%%

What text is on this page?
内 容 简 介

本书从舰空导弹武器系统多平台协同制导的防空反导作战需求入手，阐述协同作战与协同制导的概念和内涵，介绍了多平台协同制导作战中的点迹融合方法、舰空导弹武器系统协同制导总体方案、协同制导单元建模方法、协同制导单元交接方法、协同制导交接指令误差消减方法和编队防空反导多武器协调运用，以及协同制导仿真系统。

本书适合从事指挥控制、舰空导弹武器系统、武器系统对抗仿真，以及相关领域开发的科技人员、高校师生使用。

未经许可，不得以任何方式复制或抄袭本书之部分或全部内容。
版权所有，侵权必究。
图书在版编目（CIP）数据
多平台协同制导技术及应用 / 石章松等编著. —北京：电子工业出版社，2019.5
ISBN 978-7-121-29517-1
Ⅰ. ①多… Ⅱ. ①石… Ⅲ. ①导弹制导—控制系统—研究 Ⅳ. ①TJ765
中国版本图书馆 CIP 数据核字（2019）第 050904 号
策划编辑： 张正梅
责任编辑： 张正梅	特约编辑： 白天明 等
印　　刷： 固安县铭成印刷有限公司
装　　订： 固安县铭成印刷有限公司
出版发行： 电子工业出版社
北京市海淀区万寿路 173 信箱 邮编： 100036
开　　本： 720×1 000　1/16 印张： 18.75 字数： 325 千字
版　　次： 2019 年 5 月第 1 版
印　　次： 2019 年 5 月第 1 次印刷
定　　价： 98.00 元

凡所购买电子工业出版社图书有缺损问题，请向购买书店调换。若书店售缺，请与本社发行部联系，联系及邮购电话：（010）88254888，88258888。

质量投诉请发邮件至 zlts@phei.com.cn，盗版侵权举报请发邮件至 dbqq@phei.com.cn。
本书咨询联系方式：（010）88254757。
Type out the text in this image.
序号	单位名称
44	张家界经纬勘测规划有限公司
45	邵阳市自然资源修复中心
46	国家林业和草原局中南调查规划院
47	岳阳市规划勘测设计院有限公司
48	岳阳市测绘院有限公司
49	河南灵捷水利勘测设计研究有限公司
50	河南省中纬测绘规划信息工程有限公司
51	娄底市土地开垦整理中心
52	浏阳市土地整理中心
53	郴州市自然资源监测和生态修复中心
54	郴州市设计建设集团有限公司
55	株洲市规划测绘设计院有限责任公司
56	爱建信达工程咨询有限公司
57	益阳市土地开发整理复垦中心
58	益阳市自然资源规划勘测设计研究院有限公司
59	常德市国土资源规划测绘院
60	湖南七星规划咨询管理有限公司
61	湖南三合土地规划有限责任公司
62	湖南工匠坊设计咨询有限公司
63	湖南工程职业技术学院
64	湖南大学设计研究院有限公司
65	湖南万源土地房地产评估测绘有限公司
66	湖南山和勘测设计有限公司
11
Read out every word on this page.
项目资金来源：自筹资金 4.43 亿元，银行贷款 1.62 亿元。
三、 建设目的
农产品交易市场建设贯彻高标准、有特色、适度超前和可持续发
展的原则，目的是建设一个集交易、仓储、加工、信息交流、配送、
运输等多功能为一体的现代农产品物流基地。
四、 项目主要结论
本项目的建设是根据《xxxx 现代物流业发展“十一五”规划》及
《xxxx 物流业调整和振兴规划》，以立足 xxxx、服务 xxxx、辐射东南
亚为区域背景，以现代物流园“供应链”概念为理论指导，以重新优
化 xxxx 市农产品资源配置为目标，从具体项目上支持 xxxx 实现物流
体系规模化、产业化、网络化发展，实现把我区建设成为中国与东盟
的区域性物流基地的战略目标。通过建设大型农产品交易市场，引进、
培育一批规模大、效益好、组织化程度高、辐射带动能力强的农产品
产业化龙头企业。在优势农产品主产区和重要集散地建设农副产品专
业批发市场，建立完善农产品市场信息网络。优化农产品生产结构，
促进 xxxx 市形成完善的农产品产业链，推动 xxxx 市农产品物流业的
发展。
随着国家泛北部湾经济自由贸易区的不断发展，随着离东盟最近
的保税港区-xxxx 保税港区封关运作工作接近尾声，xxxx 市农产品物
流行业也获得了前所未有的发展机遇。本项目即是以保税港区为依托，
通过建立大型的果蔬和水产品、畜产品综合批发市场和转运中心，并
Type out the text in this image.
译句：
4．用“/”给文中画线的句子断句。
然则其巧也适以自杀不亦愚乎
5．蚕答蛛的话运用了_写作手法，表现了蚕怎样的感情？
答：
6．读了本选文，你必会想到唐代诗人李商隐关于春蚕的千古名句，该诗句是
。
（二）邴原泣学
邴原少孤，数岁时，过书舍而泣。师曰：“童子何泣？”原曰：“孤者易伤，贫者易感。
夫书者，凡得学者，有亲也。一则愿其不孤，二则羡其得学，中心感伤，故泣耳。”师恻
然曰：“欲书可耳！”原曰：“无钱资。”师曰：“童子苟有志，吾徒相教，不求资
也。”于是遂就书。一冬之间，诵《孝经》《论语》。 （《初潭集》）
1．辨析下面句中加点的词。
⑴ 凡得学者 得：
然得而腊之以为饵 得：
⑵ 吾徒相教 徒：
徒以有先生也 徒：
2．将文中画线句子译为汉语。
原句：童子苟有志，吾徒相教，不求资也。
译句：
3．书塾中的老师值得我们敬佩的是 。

%%

### Stated task
Print the records above in full, exactly.

### Exercise answer
What text is on this page?
内 容 简 介

本书从舰空导弹武器系统多平台协同制导的防空反导作战需求入手，阐述协同作战与协同制导的概念和内涵，介绍了多平台协同制导作战中的点迹融合方法、舰空导弹武器系统协同制导总体方案、协同制导单元建模方法、协同制导单元交接方法、协同制导交接指令误差消减方法和编队防空反导多武器协调运用，以及协同制导仿真系统。

本书适合从事指挥控制、舰空导弹武器系统、武器系统对抗仿真，以及相关领域开发的科技人员、高校师生使用。

未经许可，不得以任何方式复制或抄袭本书之部分或全部内容。
版权所有，侵权必究。
图书在版编目（CIP）数据
多平台协同制导技术及应用 / 石章松等编著. —北京：电子工业出版社，2019.5
ISBN 978-7-121-29517-1
Ⅰ. ①多… Ⅱ. ①石… Ⅲ. ①导弹制导—控制系统—研究 Ⅳ. ①TJ765
中国版本图书馆 CIP 数据核字（2019）第 050904 号
策划编辑： 张正梅
责任编辑： 张正梅	特约编辑： 白天明 等
印　　刷： 固安县铭成印刷有限公司
装　　订： 固安县铭成印刷有限公司
出版发行： 电子工业出版社
北京市海淀区万寿路 173 信箱 邮编： 100036
开　　本： 720×1 000　1/16 印张： 18.75 字数： 325 千字
版　　次： 2019 年 5 月第 1 版
印　　次： 2019 年 5 月第 1 次印刷
定　　价： 98.00 元

凡所购买电子工业出版社图书有缺损问题，请向购买书店调换。若书店售缺，请与本社发行部联系，联系及邮购电话：（010）88254888，88258888。

质量投诉请发邮件至 zlts@phei.com.cn，盗版侵权举报请发邮件至 dbqq@phei.com.cn。
本书咨询联系方式：（010）88254757。
Type out the text in this image.
序号	单位名称
44	张家界经纬勘测规划有限公司
45	邵阳市自然资源修复中心
46	国家林业和草原局中南调查规划院
47	岳阳市规划勘测设计院有限公司
48	岳阳市测绘院有限公司
49	河南灵捷水利勘测设计研究有限公司
50	河南省中纬测绘规划信息工程有限公司
51	娄底市土地开垦整理中心
52	浏阳市土地整理中心
53	郴州市自然资源监测和生态修复中心
54	郴州市设计建设集团有限公司
55	株洲市规划测绘设计院有限责任公司
56	爱建信达工程咨询有限公司
57	益阳市土地开发整理复垦中心
58	益阳市自然资源规划勘测设计研究院有限公司
59	常德市国土资源规划测绘院
60	湖南七星规划咨询管理有限公司
61	湖南三合土地规划有限责任公司
62	湖南工匠坊设计咨询有限公司
63	湖南工程职业技术学院
64	湖南大学设计研究院有限公司
65	湖南万源土地房地产评估测绘有限公司
66	湖南山和勘测设计有限公司
11
Read out every word on this page.
项目资金来源：自筹资金 4.43 亿元，银行贷款 1.62 亿元。
三、 建设目的
农产品交易市场建设贯彻高标准、有特色、适度超前和可持续发
展的原则，目的是建设一个集交易、仓储、加工、信息交流、配送、
运输等多功能为一体的现代农产品物流基地。
四、 项目主要结论
本项目的建设是根据《xxxx 现代物流业发展“十一五”规划》及
《xxxx 物流业调整和振兴规划》，以立足 xxxx、服务 xxxx、辐射东南
亚为区域背景，以现代物流园“供应链”概念为理论指导，以重新优
化 xxxx 市农产品资源配置为目标，从具体项目上支持 xxxx 实现物流
体系规模化、产业化、网络化发展，实现把我区建设成为中国与东盟
的区域性物流基地的战略目标。通过建设大型农产品交易市场，引进、
培育一批规模大、效益好、组织化程度高、辐射带动能力强的农产品
产业化龙头企业。在优势农产品主产区和重要集散地建设农副产品专
业批发市场，建立完善农产品市场信息网络。优化农产品生产结构，
促进 xxxx 市形成完善的农产品产业链，推动 xxxx 市农产品物流业的
发展。
随着国家泛北部湾经济自由贸易区的不断发展，随着离东盟最近
的保税港区-xxxx 保税港区封关运作工作接近尾声，xxxx 市农产品物
流行业也获得了前所未有的发展机遇。本项目即是以保税港区为依托，
通过建立大型的果蔬和水产品、畜产品综合批发市场和转运中心，并
Type out the text in this image.
译句：
4．用“/”给文中画线的句子断句。
然则其巧也适以自杀不亦愚乎
5．蚕答蛛的话运用了_写作手法，表现了蚕怎样的感情？
答：
6．读了本选文，你必会想到唐代诗人李商隐关于春蚕的千古名句，该诗句是
。
（二）邴原泣学
邴原少孤，数岁时，过书舍而泣。师曰：“童子何泣？”原曰：“孤者易伤，贫者易感。
夫书者，凡得学者，有亲也。一则愿其不孤，二则羡其得学，中心感伤，故泣耳。”师恻
然曰：“欲书可耳！”原曰：“无钱资。”师曰：“童子苟有志，吾徒相教，不求资
也。”于是遂就书。一冬之间，诵《孝经》《论语》。 （《初潭集》）
1．辨析下面句中加点的词。
⑴ 凡得学者 得：
然得而腊之以为饵 得：
⑵ 吾徒相教 徒：
徒以有先生也 徒：
2．将文中画线句子译为汉语。
原句：童子苟有志，吾徒相教，不求资也。
译句：
3．书塾中的老师值得我们敬佩的是 。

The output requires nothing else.